[START OF Input records]

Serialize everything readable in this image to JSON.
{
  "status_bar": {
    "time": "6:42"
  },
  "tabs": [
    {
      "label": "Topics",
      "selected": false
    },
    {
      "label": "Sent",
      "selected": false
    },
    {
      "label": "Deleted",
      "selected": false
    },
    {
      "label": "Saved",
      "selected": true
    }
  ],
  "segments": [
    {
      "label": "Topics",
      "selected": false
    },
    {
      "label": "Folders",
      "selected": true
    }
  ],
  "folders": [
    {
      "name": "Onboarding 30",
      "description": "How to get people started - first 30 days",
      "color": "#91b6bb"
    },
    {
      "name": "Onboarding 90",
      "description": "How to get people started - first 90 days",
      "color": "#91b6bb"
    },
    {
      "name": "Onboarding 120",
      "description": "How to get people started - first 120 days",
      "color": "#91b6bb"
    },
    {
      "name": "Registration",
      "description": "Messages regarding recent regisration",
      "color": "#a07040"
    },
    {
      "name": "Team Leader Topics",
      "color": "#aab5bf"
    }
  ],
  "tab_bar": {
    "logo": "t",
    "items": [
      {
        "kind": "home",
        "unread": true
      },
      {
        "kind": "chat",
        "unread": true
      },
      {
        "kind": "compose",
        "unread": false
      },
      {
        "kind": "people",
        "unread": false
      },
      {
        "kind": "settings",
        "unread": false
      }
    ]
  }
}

[END OF Input records]

Exercise prompt
Every entry must be output again, exactly as written above.

Final result
Serialize everything readable in this image to JSON.
{
  "status_bar": {
    "time": "6:42"
  },
  "tabs": [
    {
      "label": "Topics",
      "selected": false
    },
    {
      "label": "Sent",
      "selected": false
    },
    {
      "label": "Deleted",
      "selected": false
    },
    {
      "label": "Saved",
      "selected": true
    }
  ],
  "segments": [
    {
      "label": "Topics",
      "selected": false
    },
    {
      "label": "Folders",
      "selected": true
    }
  ],
  "folders": [
    {
      "name": "Onboarding 30",
      "description": "How to get people started - first 30 days",
      "color": "#91b6bb"
    },
    {
      "name": "Onboarding 90",
      "description": "How to get people started - first 90 days",
      "color": "#91b6bb"
    },
    {
      "name": "Onboarding 120",
      "description": "How to get people started - first 120 days",
      "color": "#91b6bb"
    },
    {
      "name": "Registration",
      "description": "Messages regarding recent regisration",
      "color": "#a07040"
    },
    {
      "name": "Team Leader Topics",
      "color": "#aab5bf"
    }
  ],
  "tab_bar": {
    "logo": "t",
    "items": [
      {
        "kind": "home",
        "unread": true
      },
      {
        "kind": "chat",
        "unread": true
      },
      {
        "kind": "compose",
        "unread": false
      },
      {
        "kind": "people",
        "unread": false
      },
      {
        "kind": "settings",
        "unread": false
      }
    ]
  }
}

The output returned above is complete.